**ЗАДАНИЯ**
[1] Ответьте на вопросы по отрывку об авторском праве.
(a) Чем возможность «читать про себя» является при предлагаемом подходе?
(b) На какой суд остается надеяться при решении вопросов, далеких от известных казусов?
(c) В чем коренится проблема на сегодняшний день?
[2] Допишите, пожалуйста, следующую часть отрывка об авторском праве сразу после его последнего предложения.

Вам все еще кажется, что современное авторское право — это просто? Или все-таки примитивно? Чтобы сомнений не осталось, рассмотрим следующий вопрос.
Что такое, с точки зрения строгой теории права, упомянутая возможность «читать про себя»? Едва ли нужно пояснять, что предлагаемый подход дает предельно ясный ответ на поставленный вопрос: это правомочие, входящее в содержание исключительного права, со всеми вытекающими отсюда последствиями. А по действующим нормам? Субъективное право? Какова его природа? Хотя бы как оно называется? Или это «какое- то не запрещенное поведение», достойная компания «неполному праву собственности» и пр.? Определение, данное через «не», — это все, что угодно, но только не определение. Стоит ли удивляться, что опираясь на такое «гнилое» теоретическое основание, отойдя чуть в сторону от известных казусов, мы сталкиваемся с вопросами, в решении которых остается надеяться лишь на специализированный Суд по интеллектуальным правам. Но хотелось бы понять, на чем зиждется эта надежда? Разве этот Суд применяет какие- то иные нормы? Вряд ли. Так с чего вдруг он найдет ответы на вопросы, на которые ответов никто не знает? На сегодняшний день проблема коренится в нормах, а не в том, кто их применяет.

**ДАННЫЕ ДЛЯ АНАЛИЗА**
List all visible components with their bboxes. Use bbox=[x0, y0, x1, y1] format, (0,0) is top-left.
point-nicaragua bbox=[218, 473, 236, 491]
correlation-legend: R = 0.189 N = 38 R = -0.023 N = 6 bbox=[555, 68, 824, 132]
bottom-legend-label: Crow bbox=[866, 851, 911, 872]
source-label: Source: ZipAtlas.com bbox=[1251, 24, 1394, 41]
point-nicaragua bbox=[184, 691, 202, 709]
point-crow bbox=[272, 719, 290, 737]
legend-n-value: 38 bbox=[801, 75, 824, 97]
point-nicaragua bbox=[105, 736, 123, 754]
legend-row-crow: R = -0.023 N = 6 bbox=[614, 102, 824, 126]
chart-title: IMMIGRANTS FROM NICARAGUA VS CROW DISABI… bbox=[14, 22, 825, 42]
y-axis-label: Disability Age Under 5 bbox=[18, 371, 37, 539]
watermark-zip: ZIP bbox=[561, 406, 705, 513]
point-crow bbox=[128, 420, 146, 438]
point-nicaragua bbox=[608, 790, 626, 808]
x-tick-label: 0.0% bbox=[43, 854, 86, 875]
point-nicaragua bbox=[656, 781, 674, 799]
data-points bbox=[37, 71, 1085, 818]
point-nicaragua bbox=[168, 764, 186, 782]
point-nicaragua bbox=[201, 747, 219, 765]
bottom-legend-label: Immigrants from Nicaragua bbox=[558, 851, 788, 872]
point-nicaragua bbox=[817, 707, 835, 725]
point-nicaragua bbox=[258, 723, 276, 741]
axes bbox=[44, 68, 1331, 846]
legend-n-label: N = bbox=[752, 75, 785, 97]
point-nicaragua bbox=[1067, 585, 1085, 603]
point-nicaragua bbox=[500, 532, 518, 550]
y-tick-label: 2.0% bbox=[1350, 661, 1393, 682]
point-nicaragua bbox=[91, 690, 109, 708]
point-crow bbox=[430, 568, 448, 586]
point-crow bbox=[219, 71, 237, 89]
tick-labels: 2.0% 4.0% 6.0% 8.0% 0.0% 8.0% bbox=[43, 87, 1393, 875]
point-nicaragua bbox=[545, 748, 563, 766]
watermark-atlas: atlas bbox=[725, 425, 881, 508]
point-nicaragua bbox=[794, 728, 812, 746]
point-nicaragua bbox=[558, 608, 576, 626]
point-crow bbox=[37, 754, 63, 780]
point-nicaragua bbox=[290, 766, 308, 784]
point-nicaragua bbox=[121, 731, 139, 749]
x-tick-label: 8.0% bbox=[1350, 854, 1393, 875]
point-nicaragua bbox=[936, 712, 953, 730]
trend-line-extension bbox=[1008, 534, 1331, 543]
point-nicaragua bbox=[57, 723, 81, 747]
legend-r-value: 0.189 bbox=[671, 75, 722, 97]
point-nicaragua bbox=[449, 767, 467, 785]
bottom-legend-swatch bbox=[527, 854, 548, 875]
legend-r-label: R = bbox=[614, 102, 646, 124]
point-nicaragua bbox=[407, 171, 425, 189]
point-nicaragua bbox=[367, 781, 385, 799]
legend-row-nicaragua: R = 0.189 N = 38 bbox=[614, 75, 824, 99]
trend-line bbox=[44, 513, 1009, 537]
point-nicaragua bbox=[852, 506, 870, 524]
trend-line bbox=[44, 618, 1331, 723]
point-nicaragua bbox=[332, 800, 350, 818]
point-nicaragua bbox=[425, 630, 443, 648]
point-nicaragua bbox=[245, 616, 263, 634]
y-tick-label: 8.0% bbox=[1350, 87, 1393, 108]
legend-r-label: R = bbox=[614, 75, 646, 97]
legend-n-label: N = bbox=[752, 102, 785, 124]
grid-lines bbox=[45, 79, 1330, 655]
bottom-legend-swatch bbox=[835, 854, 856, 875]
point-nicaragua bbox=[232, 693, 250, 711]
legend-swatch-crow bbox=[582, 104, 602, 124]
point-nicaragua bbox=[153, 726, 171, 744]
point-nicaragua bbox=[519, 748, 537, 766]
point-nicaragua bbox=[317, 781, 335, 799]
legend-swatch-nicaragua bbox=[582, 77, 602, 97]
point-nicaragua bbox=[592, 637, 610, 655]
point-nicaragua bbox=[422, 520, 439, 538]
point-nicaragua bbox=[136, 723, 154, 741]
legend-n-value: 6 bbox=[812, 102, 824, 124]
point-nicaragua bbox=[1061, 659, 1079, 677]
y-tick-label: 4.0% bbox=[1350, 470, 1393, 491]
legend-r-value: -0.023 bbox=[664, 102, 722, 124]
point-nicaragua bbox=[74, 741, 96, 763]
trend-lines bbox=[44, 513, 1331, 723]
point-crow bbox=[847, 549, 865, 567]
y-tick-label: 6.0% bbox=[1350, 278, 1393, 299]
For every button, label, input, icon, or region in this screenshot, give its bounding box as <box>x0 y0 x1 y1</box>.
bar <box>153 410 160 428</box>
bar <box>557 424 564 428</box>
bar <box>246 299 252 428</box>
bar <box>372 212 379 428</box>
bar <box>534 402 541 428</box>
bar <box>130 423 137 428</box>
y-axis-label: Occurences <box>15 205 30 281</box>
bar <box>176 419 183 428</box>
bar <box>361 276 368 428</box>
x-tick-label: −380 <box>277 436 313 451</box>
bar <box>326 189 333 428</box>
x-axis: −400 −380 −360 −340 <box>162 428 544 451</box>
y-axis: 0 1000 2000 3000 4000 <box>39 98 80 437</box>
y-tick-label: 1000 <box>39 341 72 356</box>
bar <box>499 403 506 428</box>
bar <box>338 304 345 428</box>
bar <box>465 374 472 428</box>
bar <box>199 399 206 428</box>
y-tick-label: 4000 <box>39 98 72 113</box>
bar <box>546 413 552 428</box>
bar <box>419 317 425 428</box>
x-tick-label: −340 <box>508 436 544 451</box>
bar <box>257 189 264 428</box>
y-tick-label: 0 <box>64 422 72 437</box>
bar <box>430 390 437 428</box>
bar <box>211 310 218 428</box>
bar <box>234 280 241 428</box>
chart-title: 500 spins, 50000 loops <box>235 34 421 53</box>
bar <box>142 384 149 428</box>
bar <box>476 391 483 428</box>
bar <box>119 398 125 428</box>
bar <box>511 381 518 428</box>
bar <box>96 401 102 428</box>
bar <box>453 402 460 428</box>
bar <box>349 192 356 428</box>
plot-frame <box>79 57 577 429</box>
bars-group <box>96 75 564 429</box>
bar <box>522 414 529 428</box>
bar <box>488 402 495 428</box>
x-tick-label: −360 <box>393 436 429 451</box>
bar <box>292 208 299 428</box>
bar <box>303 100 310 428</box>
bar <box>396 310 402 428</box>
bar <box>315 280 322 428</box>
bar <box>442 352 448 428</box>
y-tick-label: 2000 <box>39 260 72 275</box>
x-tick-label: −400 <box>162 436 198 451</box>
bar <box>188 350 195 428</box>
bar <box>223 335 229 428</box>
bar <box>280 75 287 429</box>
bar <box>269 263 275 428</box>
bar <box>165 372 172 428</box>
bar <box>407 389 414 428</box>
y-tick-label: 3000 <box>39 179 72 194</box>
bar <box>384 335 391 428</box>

**ОТВЕТЫ ПО ПОРЯДКУ**
[1]
(a) Правомочием, входящим в содержание исключительного права.
(b) На специализированный Суд по интеллектуальным правам.
(c) В нормах, а не в том, кто их применяет.

[2]
Для мнительного читателя заметим, что в наших словах нет крамольного призыва расформировать Суд по интеллектуальным правам. Он непременно внесет свою лепту в осознание необходимости пересмотра сегодняшнего подхода к определению содержания исключительного права. Другое дело, что эту необходимость можно заметить уже сейчас, сэкономив значительное время и значительные деньги (если, конечно, в этом кто-то заинтересован).
В заключение статьи повторим, что раскрытие содержания исключительного права на произведение списком правомочий по распоряжению его материальными копиями, которое показалось когда-то «простым» и «очевидным», в действительности является примитивным и плохо продуманным. Здесь будет уместно вспомнить, что в течение столетий люди думали, будто Солнце вращается вокруг Земли, это казалось «простым» и в буквальном смысле слова «очевидным». Но во все времена находились те, кто думал иначе, — именно они и оказались правы.
Любое регулирование (и правовое, в том числе) не может быть эффективным, пока оно игнорирует причины происходящего, а ориентируется лишь на их отдельные следствия. Любая система (и право, в том числе) не может быть эффективной, пока ее основные элементы конфликтуют друг с другом.
Современное представление об исключительном праве на произведение в ярко выраженной форме страдает обоими этими недостатками, причем заложенными в фундамент конструкции исключительного права. Поэтому косметическими изменениями делу помочь не удастся. Необходимо переосмысление содержания данного понятия с учетом накопленного к сегодняшнему дню опыта и знаний как в сфере интеллектуальной собственности, так и (что не менее важно) в сфере гражданского права в целом.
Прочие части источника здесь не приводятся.